• [WHAT YOU NEED TO DO]
Leave the pictures out and transcribe every record exactly.

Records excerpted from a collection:
————————

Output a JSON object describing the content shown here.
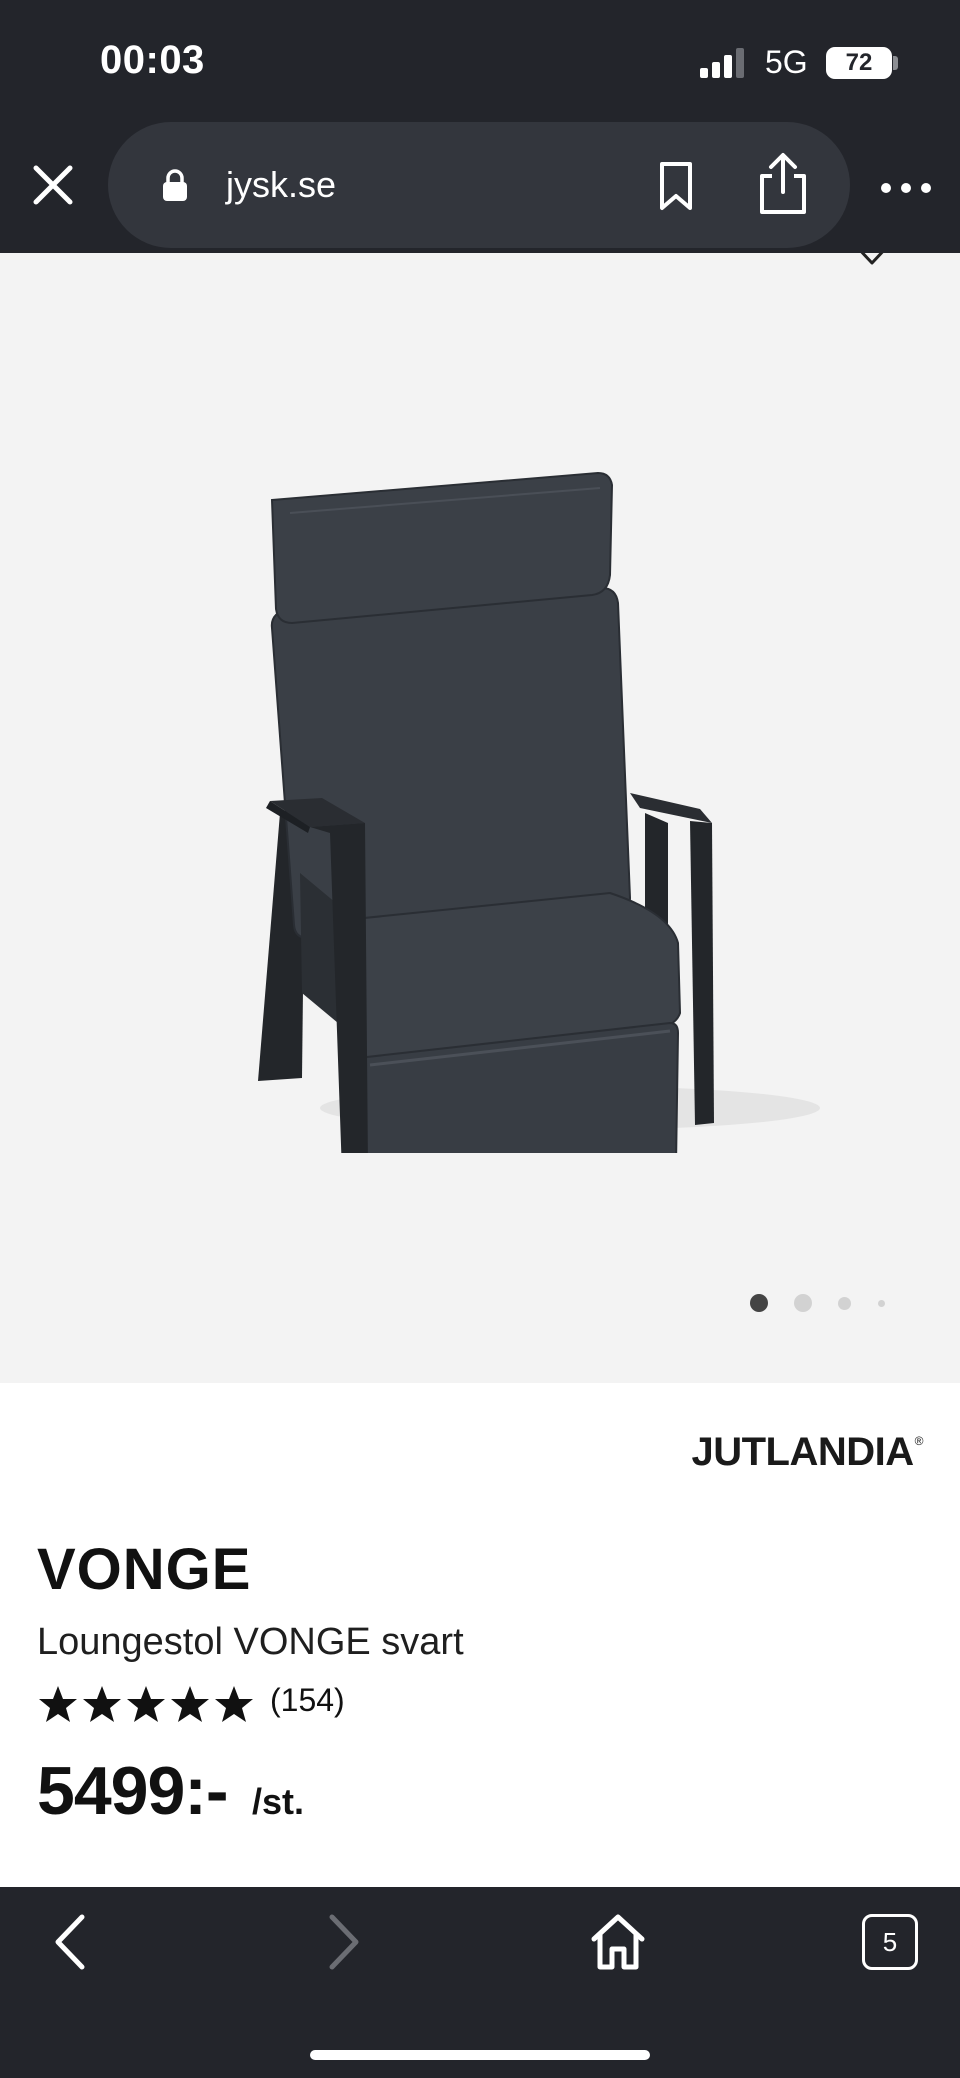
{
  "status_bar": {
    "time": "00:03",
    "network": "5G",
    "battery": "72"
  },
  "browser": {
    "url": "jysk.se",
    "tab_count": "5"
  },
  "product": {
    "brand": "JUTLANDIA",
    "brand_mark": "®",
    "name": "VONGE",
    "description": "Loungestol VONGE svart",
    "rating_stars": 5,
    "rating_count": "(154)",
    "price": "5499:-",
    "price_unit": "/st."
  },
  "carousel": {
    "image_count": 4,
    "active_index": 0
  },
  "colors": {
    "browser_chrome": "#23252b",
    "address_bar": "#33363d",
    "image_background": "#f3f3f3",
    "chair_fabric": "#3a3f46",
    "chair_frame": "#23262a"
  }
}
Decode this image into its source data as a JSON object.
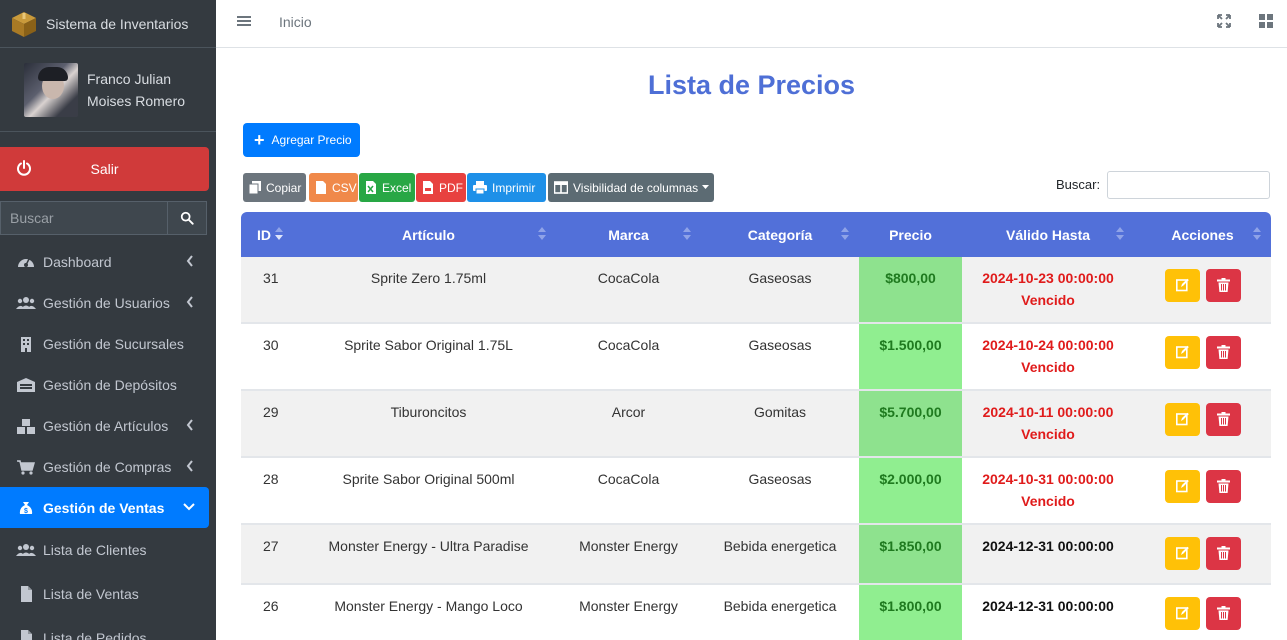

————————

• [ANSWER TO THIS PROBLEM]
Output a JSON object describing the content shown here.
{
  "status_bar": {
    "time": "00:03",
    "network": "5G",
    "battery": "72"
  },
  "browser": {
    "url": "jysk.se",
    "tab_count": "5"
  },
  "product": {
    "brand": "JUTLANDIA",
    "brand_mark": "®",
    "name": "VONGE",
    "description": "Loungestol VONGE svart",
    "rating_stars": 5,
    "rating_count": "(154)",
    "price": "5499:-",
    "price_unit": "/st."
  },
  "carousel": {
    "image_count": 4,
    "active_index": 0
  },
  "colors": {
    "browser_chrome": "#23252b",
    "address_bar": "#33363d",
    "image_background": "#f3f3f3",
    "chair_fabric": "#3a3f46",
    "chair_frame": "#23262a"
  }
}
Decode this image into its source data as a JSON object.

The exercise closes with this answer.